GOAL OF THE EXERCISE: Each line that contains the word "Şüphesiz" counts once; give the total for the records below and nothing else.

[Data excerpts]
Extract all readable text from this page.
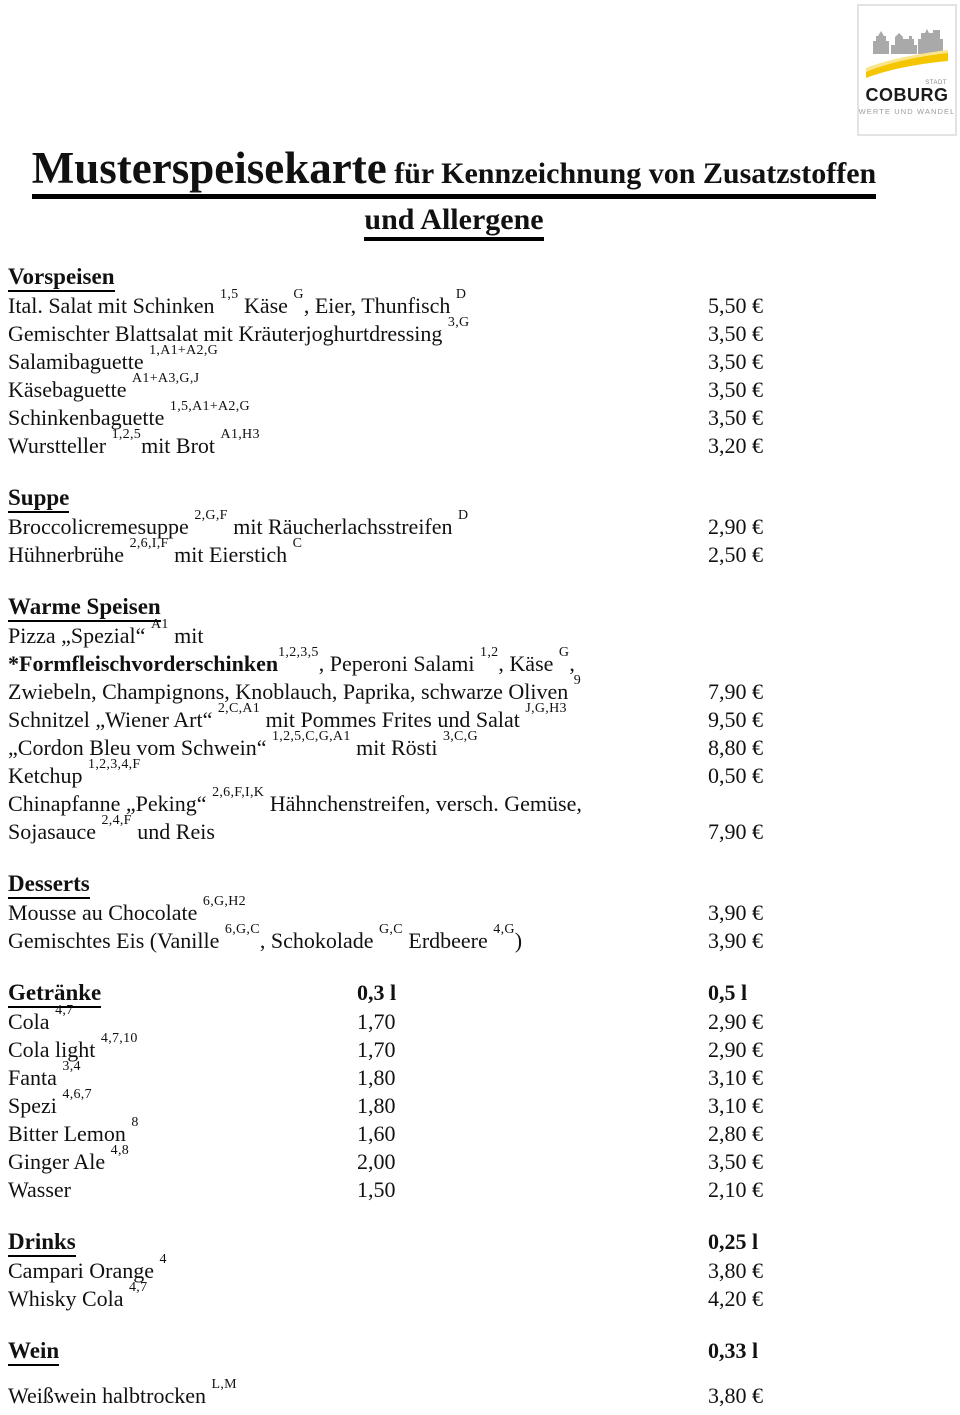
STADT
COBURG
WERTE UND WANDEL
Musterspeisekarte für Kennzeichnung von Zusatzstoffen
und Allergene
Vorspeisen
Ital. Salat mit Schinken $^{1,5}$ Käse $^G$, Eier, Thunfisch $^D$	5,50 €
Gemischter Blattsalat mit Kräuterjoghurtdressing $^{3,G}$	3,50 €
Salamibaguette $^{1,A1+A2,G}$	3,50 €
Käsebaguette $^{A1+A3,G,J}$	3,50 €
Schinkenbaguette $^{1,5,A1+A2,G}$	3,50 €
Wurstteller $^{1,2,5}$mit Brot $^{A1,H3}$	3,20 €
Suppe
Broccolicremesuppe $^{2,G,F}$ mit Räucherlachsstreifen $^D$	2,90 €
Hühnerbrühe $^{2,6,I,F}$ mit Eierstich $^C$	2,50 €
Warme Speisen
Pizza „Spezial“ $^{A1}$ mit
*Formfleischvorderschinken$^{1,2,3,5}$, Peperoni Salami $^{1,2}$, Käse $^G$,
Zwiebeln, Champignons, Knoblauch, Paprika, schwarze Oliven $^9$	7,90 €
Schnitzel „Wiener Art“ $^{2,C,A1}$ mit Pommes Frites und Salat $^{J,G,H3}$	9,50 €
„Cordon Bleu vom Schwein“ $^{1,2,5,C,G,A1}$ mit Rösti $^{3,C,G}$	8,80 €
Ketchup $^{1,2,3,4,F}$	0,50 €
Chinapfanne „Peking“ $^{2,6,F,I,K}$ Hähnchenstreifen, versch. Gemüse,
Sojasauce $^{2,4,F}$ und Reis	7,90 €
Desserts
Mousse au Chocolate $^{6,G,H2}$	3,90 €
Gemischtes Eis (Vanille $^{6,G,C}$, Schokolade $^{G,C}$ Erdbeere $^{4,G}$)	3,90 €
Getränke	0,3 l	0,5 l
Cola $^{4,7}$	1,70	2,90 €
Cola light $^{4,7,10}$	1,70	2,90 €
Fanta $^{3,4}$	1,80	3,10 €
Spezi $^{4,6,7}$	1,80	3,10 €
Bitter Lemon $^8$	1,60	2,80 €
Ginger Ale $^{4,8}$	2,00	3,50 €
Wasser	1,50	2,10 €
Drinks	0,25 l
Campari Orange $^4$	3,80 €
Whisky Cola $^{4,7}$	4,20 €
Wein	0,33 l
Weißwein halbtrocken $^{L,M}$	3,80 €
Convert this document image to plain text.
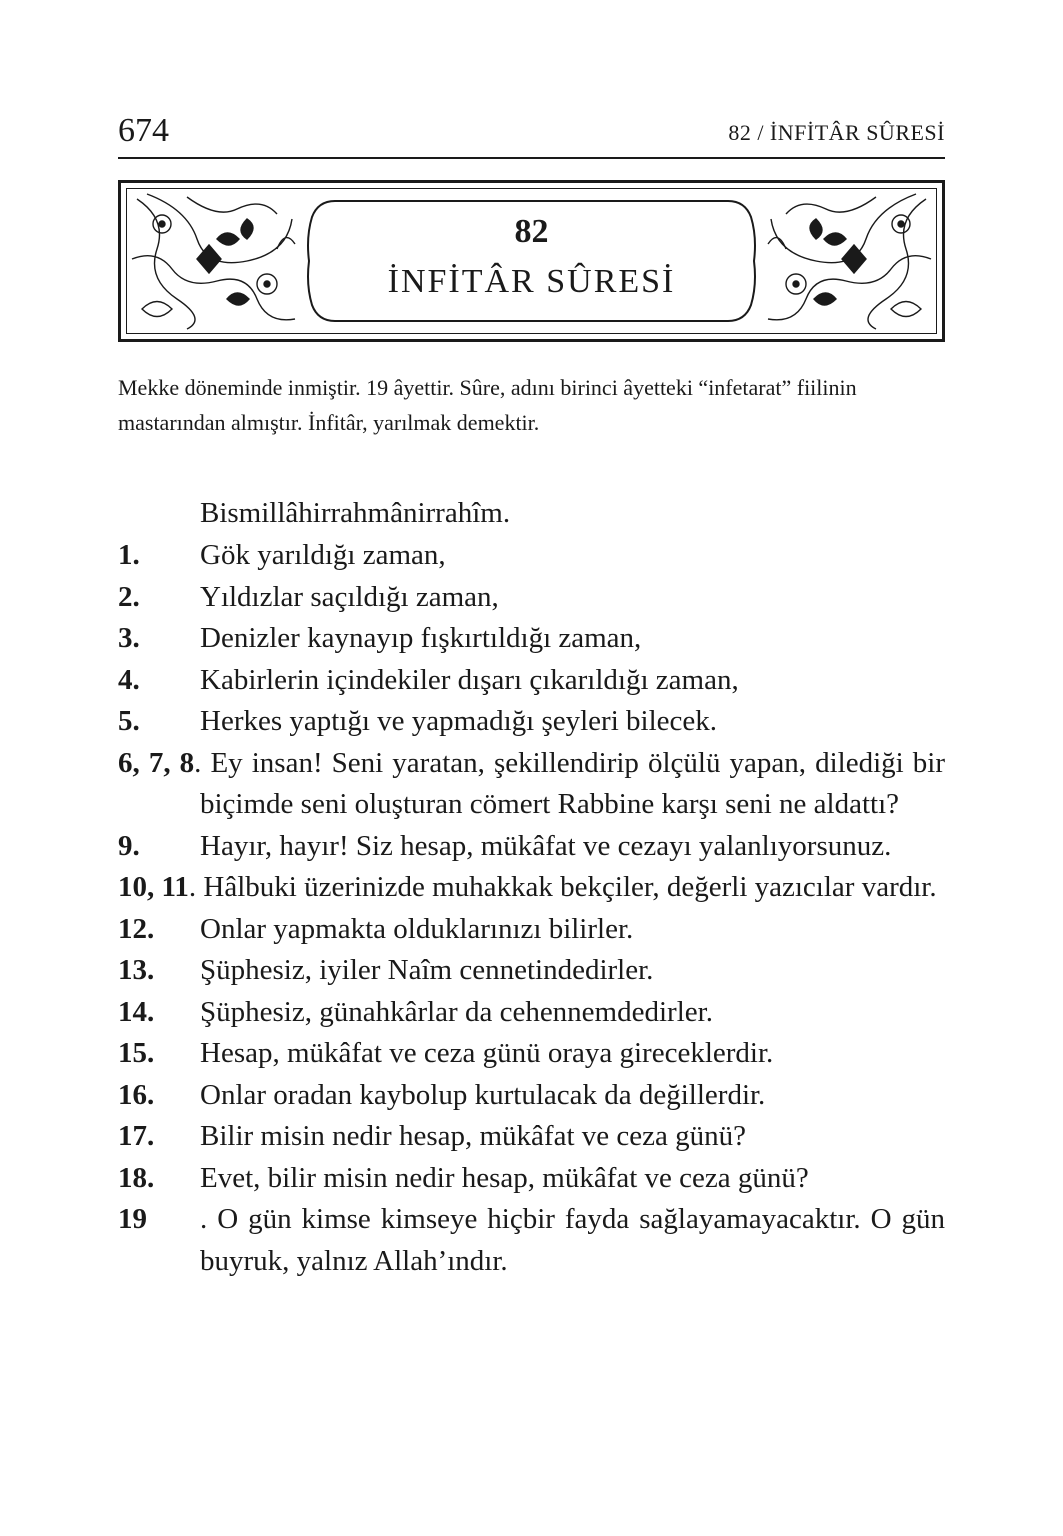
674	82 / İNFİTÂR SÛRESİ
82
İNFİTÂR SÛRESİ

Mekke döneminde inmiştir. 19 âyettir. Sûre, adını birinci âyetteki “infetarat” fiilinin mastarından almıştır. İnfitâr, yarılmak demektir.

Bismillâhirrahmânirrahîm.
1.	Gök yarıldığı zaman,
2.	Yıldızlar saçıldığı zaman,
3.	Denizler kaynayıp fışkırtıldığı zaman,
4.	Kabirlerin içindekiler dışarı çıkarıldığı zaman,
5.	Herkes yaptığı ve yapmadığı şeyleri bilecek.
6, 7, 8. Ey insan! Seni yaratan, şekillendirip ölçülü yapan, dilediği bir biçimde seni oluşturan cömert Rabbine karşı seni ne aldattı?
9.	Hayır, hayır! Siz hesap, mükâfat ve cezayı yalanlıyorsunuz.
10, 11. Hâlbuki üzerinizde muhakkak bekçiler, değerli yazıcılar vardır.
12.	Onlar yapmakta olduklarınızı bilirler.
13.	Şüphesiz, iyiler Naîm cennetindedirler.
14.	Şüphesiz, günahkârlar da cehennemdedirler.
15.	Hesap, mükâfat ve ceza günü oraya gireceklerdir.
16.	Onlar oradan kaybolup kurtulacak da değillerdir.
17.	Bilir misin nedir hesap, mükâfat ve ceza günü?
18.	Evet, bilir misin nedir hesap, mükâfat ve ceza günü?
19	. O gün kimse kimseye hiçbir fayda sağlayamayacaktır. O gün buyruk, yalnız Allah’ındır.
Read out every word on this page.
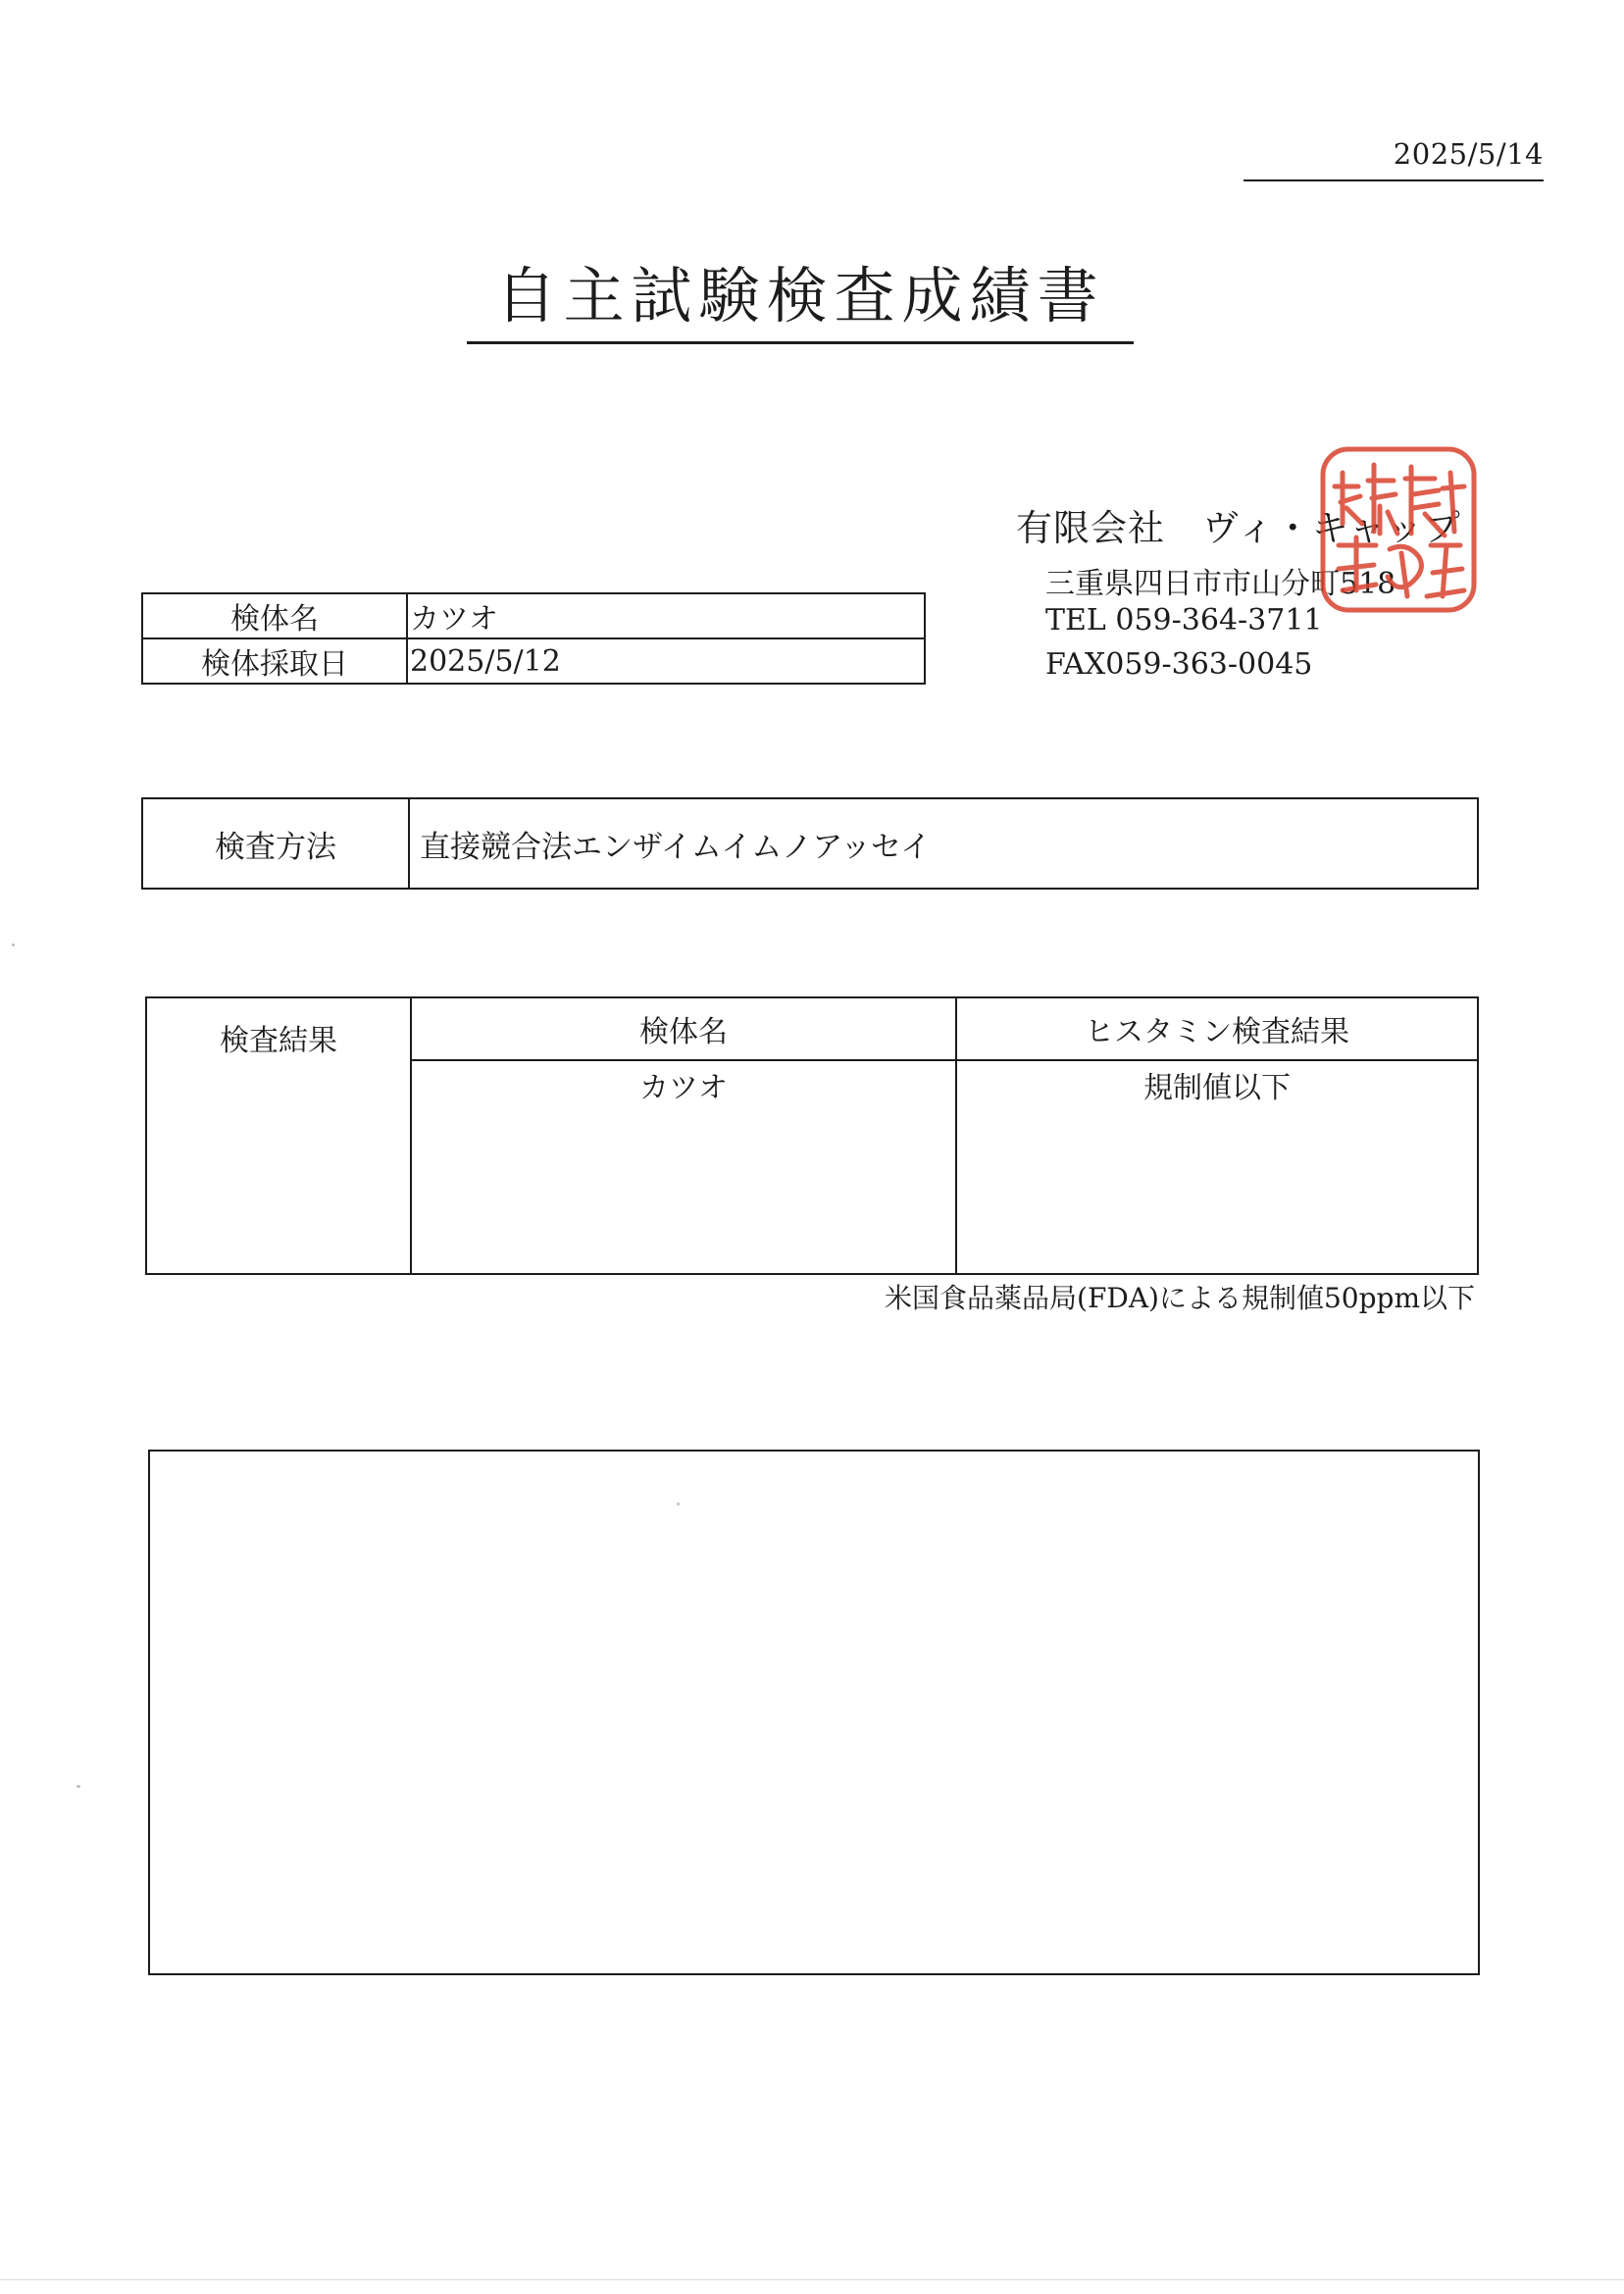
2025/5/14
自主試験検査成績書
有限会社　ヴィ・キャップ
三重県四日市市山分町518
TEL 059-364-3711
FAX059-363-0045
検体名	カツオ
検体採取日	2025/5/12
検査方法	直接競合法エンザイムイムノアッセイ
検査結果	検体名	ヒスタミン検査結果
	カツオ	規制値以下
米国食品薬品局(FDA)による規制値50ppm以下
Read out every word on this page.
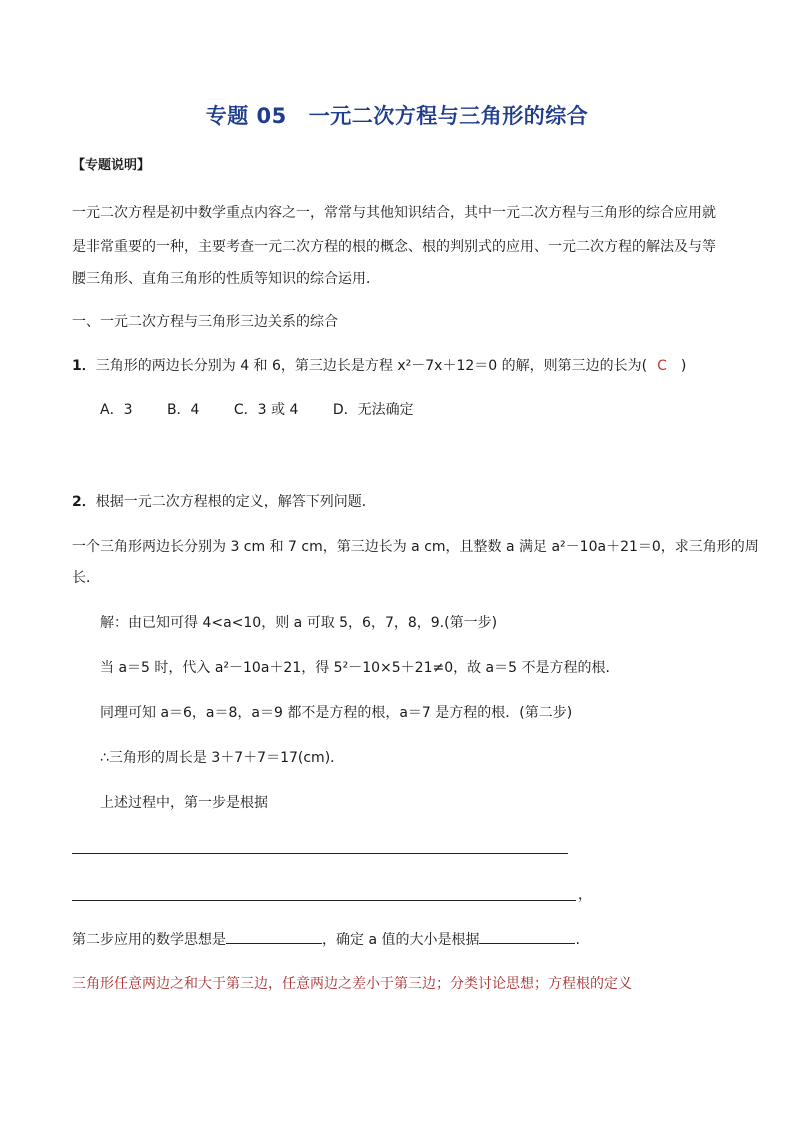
专题 05 一元二次方程与三角形的综合
【专题说明】
一元二次方程是初中数学重点内容之一，常常与其他知识结合，其中一元二次方程与三角形的综合应用就
是非常重要的一种，主要考查一元二次方程的根的概念、根的判别式的应用、一元二次方程的解法及与等
腰三角形、直角三角形的性质等知识的综合运用．
一、一元二次方程与三角形三边关系的综合
1．三角形的两边长分别为 4 和 6，第三边长是方程 x²－7x＋12＝0 的解，则第三边的长为( C )
A．3 B．4 C．3 或 4 D．无法确定
2．根据一元二次方程根的定义，解答下列问题．
一个三角形两边长分别为 3 cm 和 7 cm，第三边长为 a cm，且整数 a 满足 a²－10a＋21＝0，求三角形的周
长．
解：由已知可得 4<a<10，则 a 可取 5，6，7，8，9.(第一步)
当 a＝5 时，代入 a²－10a＋21，得 5²－10×5＋21≠0，故 a＝5 不是方程的根．
同理可知 a＝6，a＝8，a＝9 都不是方程的根，a＝7 是方程的根．(第二步)
∴三角形的周长是 3＋7＋7＝17(cm)．
上述过程中，第一步是根据
，
第二步应用的数学思想是	，确定 a 值的大小是根据	.
三角形任意两边之和大于第三边，任意两边之差小于第三边；分类讨论思想；方程根的定义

THE SOLUTION: 2